--- START OF Raw records ---
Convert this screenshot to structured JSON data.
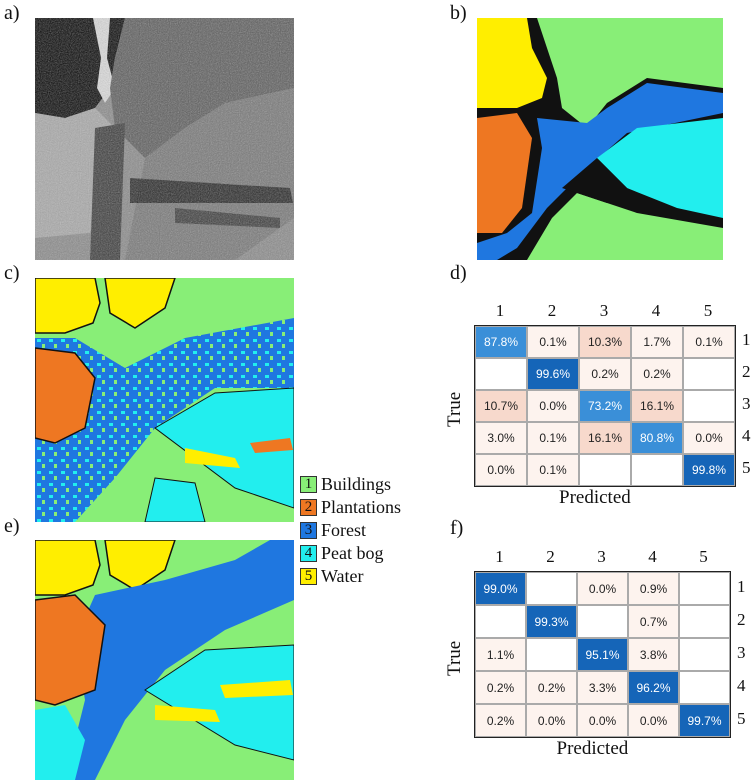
{
  "panels": {
    "a": "a)",
    "b": "b)",
    "c": "c)",
    "d": "d)",
    "e": "e)",
    "f": "f)"
  },
  "colors": {
    "buildings": "#88ee77",
    "plantations": "#ee7722",
    "forest": "#1f77e0",
    "peatbog": "#22eeee",
    "water": "#ffee00",
    "border": "#111111",
    "diag": "#1565b8",
    "light_blue": "#3a8fd8",
    "pink": "#f7d9cc",
    "faint": "#fdf3ee"
  },
  "legend": [
    {
      "num": "1",
      "label": "Buildings",
      "color": "#88ee77"
    },
    {
      "num": "2",
      "label": "Plantations",
      "color": "#ee7722"
    },
    {
      "num": "3",
      "label": "Forest",
      "color": "#1f77e0"
    },
    {
      "num": "4",
      "label": "Peat bog",
      "color": "#22eeee"
    },
    {
      "num": "5",
      "label": "Water",
      "color": "#ffee00"
    }
  ],
  "confusion_d": {
    "col_labels": [
      "1",
      "2",
      "3",
      "4",
      "5"
    ],
    "row_labels": [
      "1",
      "2",
      "3",
      "4",
      "5"
    ],
    "ylabel": "True",
    "xlabel": "Predicted",
    "cells": [
      [
        "87.8%",
        "0.1%",
        "10.3%",
        "1.7%",
        "0.1%"
      ],
      [
        "",
        "99.6%",
        "0.2%",
        "0.2%",
        ""
      ],
      [
        "10.7%",
        "0.0%",
        "73.2%",
        "16.1%",
        ""
      ],
      [
        "3.0%",
        "0.1%",
        "16.1%",
        "80.8%",
        "0.0%"
      ],
      [
        "0.0%",
        "0.1%",
        "",
        "",
        "99.8%"
      ]
    ]
  },
  "confusion_f": {
    "col_labels": [
      "1",
      "2",
      "3",
      "4",
      "5"
    ],
    "row_labels": [
      "1",
      "2",
      "3",
      "4",
      "5"
    ],
    "ylabel": "True",
    "xlabel": "Predicted",
    "cells": [
      [
        "99.0%",
        "",
        "0.0%",
        "0.9%",
        ""
      ],
      [
        "",
        "99.3%",
        "",
        "0.7%",
        ""
      ],
      [
        "1.1%",
        "",
        "95.1%",
        "3.8%",
        ""
      ],
      [
        "0.2%",
        "0.2%",
        "3.3%",
        "96.2%",
        ""
      ],
      [
        "0.2%",
        "0.0%",
        "0.0%",
        "0.0%",
        "99.7%"
      ]
    ]
  }
}
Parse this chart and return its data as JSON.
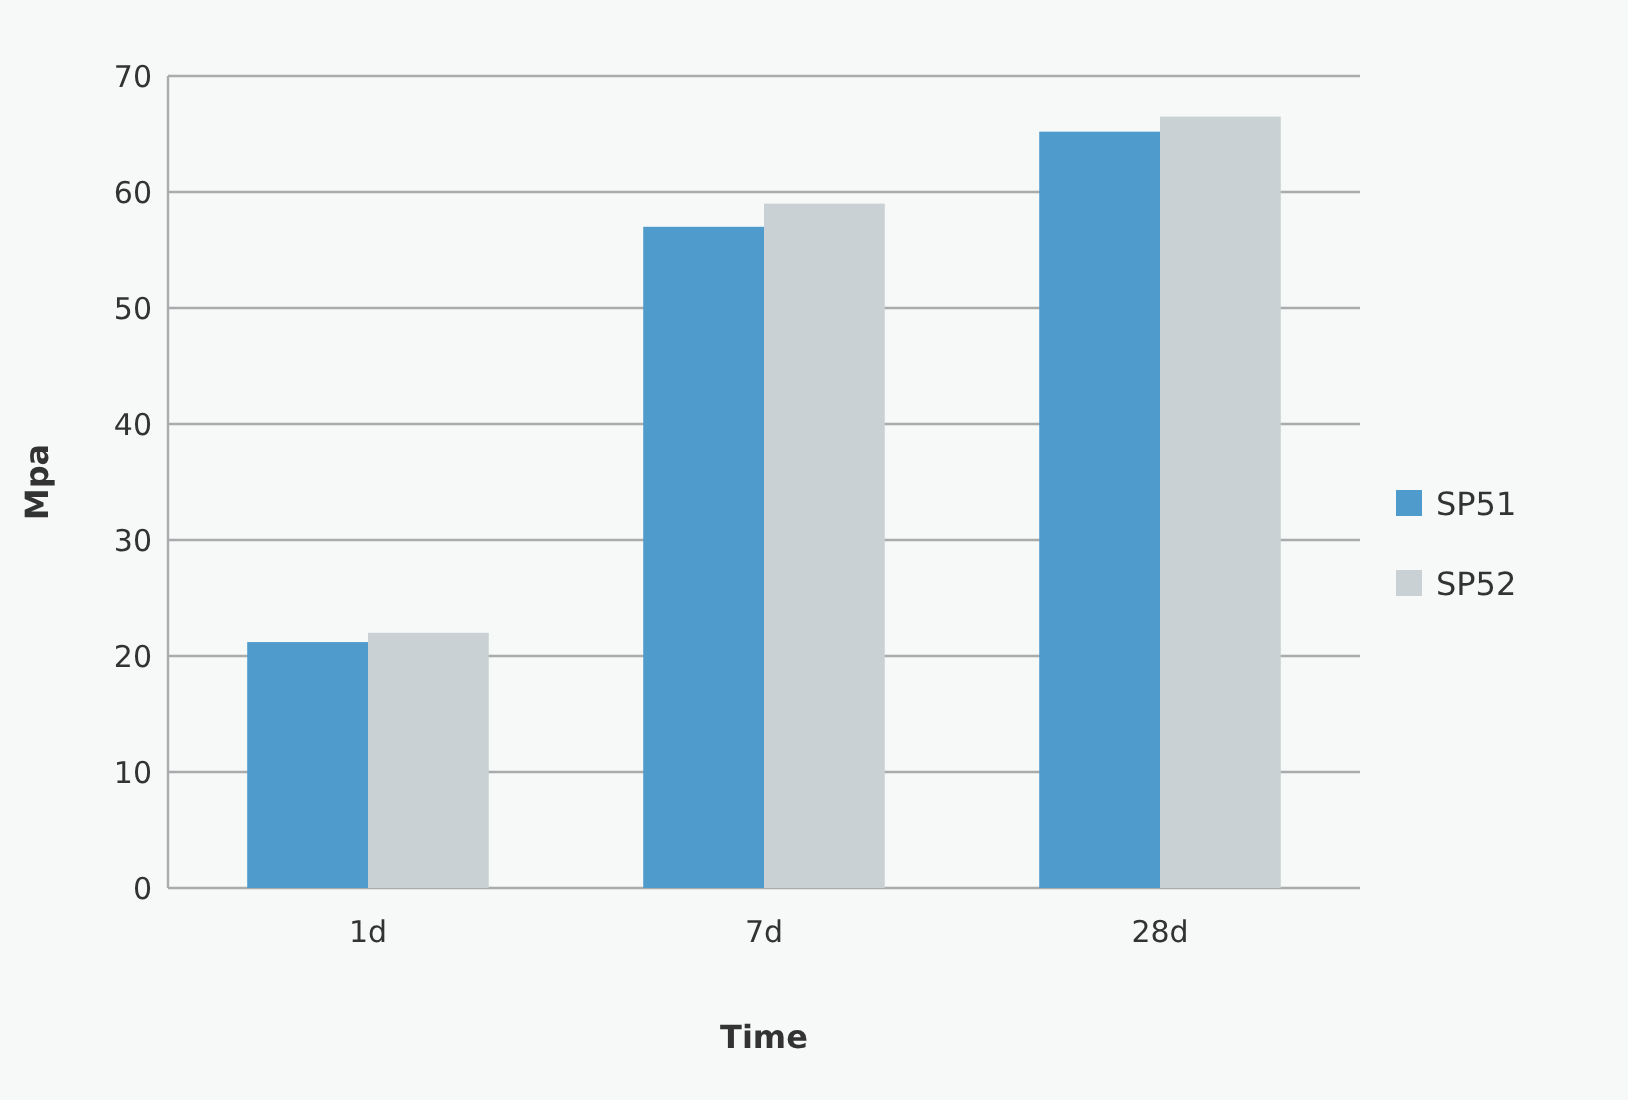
{
  "chart_data": {
    "type": "bar",
    "xlabel": "Time",
    "ylabel": "Mpa",
    "categories": [
      "1d",
      "7d",
      "28d"
    ],
    "series": [
      {
        "name": "SP51",
        "color": "#4f9bcc",
        "values": [
          21.2,
          57,
          65.2
        ]
      },
      {
        "name": "SP52",
        "color": "#c9d1d4",
        "values": [
          22,
          59,
          66.5
        ]
      }
    ],
    "ylim": [
      0,
      70
    ],
    "yticks": [
      0,
      10,
      20,
      30,
      40,
      50,
      60,
      70
    ],
    "grid": "y",
    "legend": "right"
  }
}
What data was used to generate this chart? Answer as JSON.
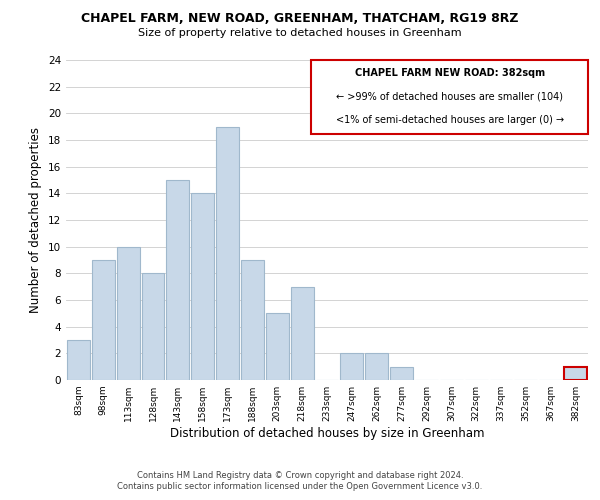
{
  "title": "CHAPEL FARM, NEW ROAD, GREENHAM, THATCHAM, RG19 8RZ",
  "subtitle": "Size of property relative to detached houses in Greenham",
  "xlabel": "Distribution of detached houses by size in Greenham",
  "ylabel": "Number of detached properties",
  "bar_labels": [
    "83sqm",
    "98sqm",
    "113sqm",
    "128sqm",
    "143sqm",
    "158sqm",
    "173sqm",
    "188sqm",
    "203sqm",
    "218sqm",
    "233sqm",
    "247sqm",
    "262sqm",
    "277sqm",
    "292sqm",
    "307sqm",
    "322sqm",
    "337sqm",
    "352sqm",
    "367sqm",
    "382sqm"
  ],
  "bar_heights": [
    3,
    9,
    10,
    8,
    15,
    14,
    19,
    9,
    5,
    7,
    0,
    2,
    2,
    1,
    0,
    0,
    0,
    0,
    0,
    0,
    1
  ],
  "bar_color": "#c8d8e8",
  "bar_edge_color": "#a0b8cc",
  "highlight_index": 20,
  "highlight_bar_edge_color": "#cc0000",
  "ylim": [
    0,
    24
  ],
  "yticks": [
    0,
    2,
    4,
    6,
    8,
    10,
    12,
    14,
    16,
    18,
    20,
    22,
    24
  ],
  "annotation_title": "CHAPEL FARM NEW ROAD: 382sqm",
  "annotation_line1": "← >99% of detached houses are smaller (104)",
  "annotation_line2": "<1% of semi-detached houses are larger (0) →",
  "annotation_box_edge": "#cc0000",
  "footer_line1": "Contains HM Land Registry data © Crown copyright and database right 2024.",
  "footer_line2": "Contains public sector information licensed under the Open Government Licence v3.0.",
  "background_color": "#ffffff",
  "grid_color": "#cccccc"
}
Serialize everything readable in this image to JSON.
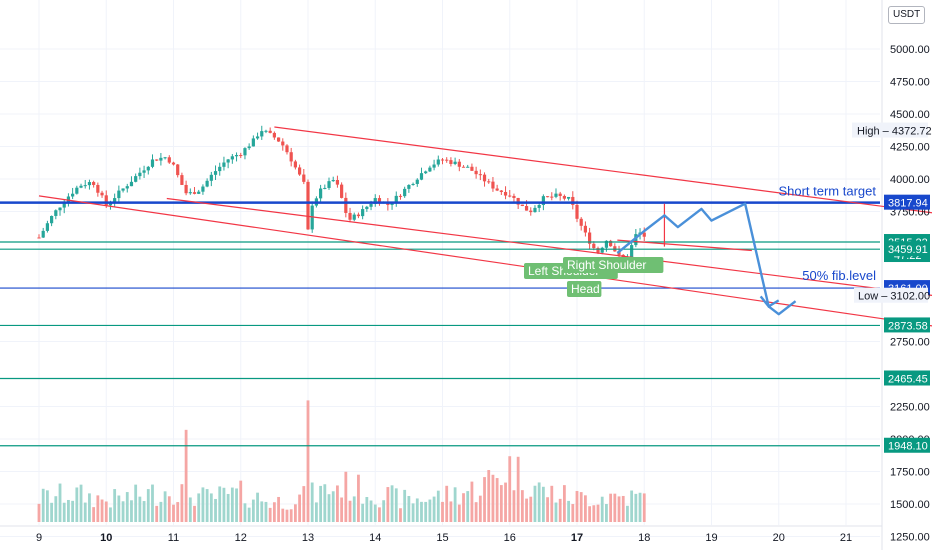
{
  "currency_label": "USDT",
  "colors": {
    "up": "#26a69a",
    "down": "#ef5350",
    "channel": "#f23645",
    "level_blue": "#1848cc",
    "level_teal": "#089981",
    "projection": "#4a90d9",
    "pattern_label": "#6fbf73",
    "price_current": "#26a69a"
  },
  "chart_data": {
    "type": "candlestick",
    "y_axis": {
      "range": [
        1150,
        5400
      ],
      "ticks": [
        "5000.00",
        "4750.00",
        "4500.00",
        "4250.00",
        "4000.00",
        "3750.00",
        "2750.00",
        "2250.00",
        "2000.00",
        "1750.00",
        "1500.00",
        "1250.00"
      ]
    },
    "x_axis": {
      "ticks": [
        {
          "label": "9",
          "bold": false
        },
        {
          "label": "10",
          "bold": true
        },
        {
          "label": "11",
          "bold": false
        },
        {
          "label": "12",
          "bold": false
        },
        {
          "label": "13",
          "bold": false
        },
        {
          "label": "14",
          "bold": false
        },
        {
          "label": "15",
          "bold": false
        },
        {
          "label": "16",
          "bold": false
        },
        {
          "label": "17",
          "bold": true
        },
        {
          "label": "18",
          "bold": false
        },
        {
          "label": "19",
          "bold": false
        },
        {
          "label": "20",
          "bold": false
        },
        {
          "label": "21",
          "bold": false
        }
      ]
    },
    "price_levels": [
      {
        "label": "3817.94",
        "value": 3817.94,
        "color": "level_blue",
        "thick": true
      },
      {
        "label": "3515.22",
        "sublabel": "47:22",
        "value": 3515.22,
        "color": "level_teal",
        "thick": false
      },
      {
        "label": "3459.91",
        "value": 3459.91,
        "color": "level_teal",
        "thick": false
      },
      {
        "label": "3161.00",
        "value": 3161.0,
        "color": "level_blue",
        "thick": false
      },
      {
        "label": "2873.58",
        "value": 2873.58,
        "color": "level_teal",
        "thick": false
      },
      {
        "label": "2465.45",
        "value": 2465.45,
        "color": "level_teal",
        "thick": false
      },
      {
        "label": "1948.10",
        "value": 1948.1,
        "color": "level_teal",
        "thick": false
      }
    ],
    "high_label": "High",
    "high_value": "4372.72",
    "low_label": "Low",
    "low_value": "3102.00",
    "annotations": {
      "short_term_target": "Short term target",
      "fib_level": "50% fib.level"
    },
    "pattern_labels": {
      "left_shoulder": "Left Shoulder",
      "head": "Head",
      "right_shoulder": "Right Shoulder"
    },
    "price_path": [
      [
        0,
        3550
      ],
      [
        0.2,
        3720
      ],
      [
        0.4,
        3850
      ],
      [
        0.6,
        3950
      ],
      [
        0.8,
        3980
      ],
      [
        1.0,
        3800
      ],
      [
        1.2,
        3900
      ],
      [
        1.5,
        4050
      ],
      [
        1.7,
        4150
      ],
      [
        1.9,
        4170
      ],
      [
        2.0,
        4100
      ],
      [
        2.1,
        3980
      ],
      [
        2.2,
        3880
      ],
      [
        2.4,
        3920
      ],
      [
        2.6,
        4050
      ],
      [
        2.8,
        4150
      ],
      [
        3.0,
        4200
      ],
      [
        3.2,
        4300
      ],
      [
        3.3,
        4380
      ],
      [
        3.4,
        4350
      ],
      [
        3.5,
        4320
      ],
      [
        3.6,
        4280
      ],
      [
        3.7,
        4200
      ],
      [
        3.8,
        4100
      ],
      [
        3.95,
        3950
      ],
      [
        4.0,
        3600
      ],
      [
        4.05,
        3800
      ],
      [
        4.2,
        3920
      ],
      [
        4.4,
        4000
      ],
      [
        4.5,
        3850
      ],
      [
        4.6,
        3680
      ],
      [
        4.8,
        3750
      ],
      [
        5.0,
        3850
      ],
      [
        5.2,
        3800
      ],
      [
        5.4,
        3900
      ],
      [
        5.6,
        4000
      ],
      [
        5.8,
        4100
      ],
      [
        6.0,
        4150
      ],
      [
        6.2,
        4120
      ],
      [
        6.4,
        4080
      ],
      [
        6.6,
        4000
      ],
      [
        6.8,
        3920
      ],
      [
        7.0,
        3880
      ],
      [
        7.2,
        3780
      ],
      [
        7.3,
        3750
      ],
      [
        7.5,
        3850
      ],
      [
        7.7,
        3870
      ],
      [
        7.9,
        3840
      ],
      [
        8.0,
        3700
      ],
      [
        8.15,
        3550
      ],
      [
        8.3,
        3430
      ],
      [
        8.45,
        3540
      ],
      [
        8.6,
        3420
      ],
      [
        8.7,
        3350
      ],
      [
        8.8,
        3470
      ],
      [
        8.9,
        3600
      ],
      [
        9.0,
        3560
      ]
    ],
    "volume_profile": [
      [
        0,
        0.22
      ],
      [
        1,
        0.26
      ],
      [
        2,
        0.2
      ],
      [
        3,
        0.24
      ],
      [
        4,
        0.3
      ],
      [
        5,
        0.22
      ],
      [
        6,
        0.26
      ],
      [
        7,
        0.18
      ],
      [
        8,
        0.24
      ],
      [
        9,
        0.34
      ],
      [
        10,
        0.26
      ],
      [
        11,
        0.2
      ],
      [
        12,
        0.24
      ],
      [
        13,
        0.3
      ],
      [
        14,
        0.5
      ],
      [
        15,
        0.28
      ],
      [
        16,
        0.22
      ],
      [
        17,
        0.24
      ],
      [
        18,
        0.22
      ],
      [
        19,
        0.26
      ]
    ],
    "volume_spikes": [
      [
        2.2,
        0.72
      ],
      [
        4.0,
        0.95
      ]
    ],
    "projection": [
      [
        8.6,
        3430
      ],
      [
        9.0,
        3600
      ],
      [
        9.3,
        3720
      ],
      [
        9.5,
        3630
      ],
      [
        9.85,
        3770
      ],
      [
        10.0,
        3680
      ],
      [
        10.5,
        3810
      ],
      [
        10.85,
        3020
      ],
      [
        11.0,
        2960
      ],
      [
        11.25,
        3060
      ]
    ],
    "channel_lines": [
      {
        "from": [
          3.5,
          4400
        ],
        "to": [
          15.8,
          3570
        ]
      },
      {
        "from": [
          1.9,
          3850
        ],
        "to": [
          15.8,
          2940
        ]
      },
      {
        "from": [
          0.0,
          3870
        ],
        "to": [
          15.8,
          2680
        ]
      },
      {
        "from": [
          8.6,
          3530
        ],
        "to": [
          10.6,
          3450
        ]
      }
    ],
    "vertical_marker": {
      "x": 9.3,
      "from": 3480,
      "to": 3810
    },
    "grid": true,
    "legend": "none"
  }
}
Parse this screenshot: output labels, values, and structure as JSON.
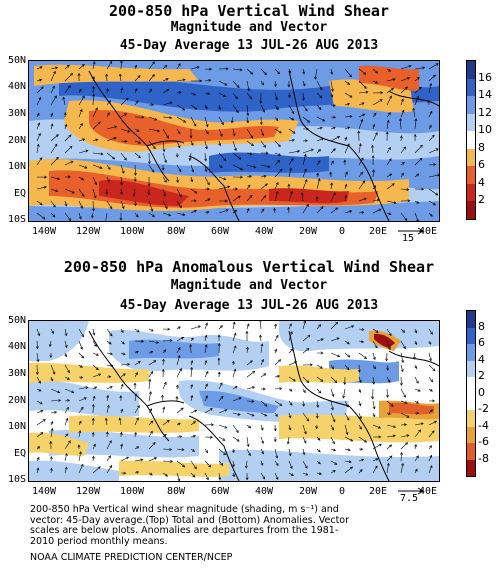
--- END OF Raw records ---
_Exercise instructions:_ What is the number of lines in the listing above that contain the string "this"? Give only the number.

_Final answer:_ 5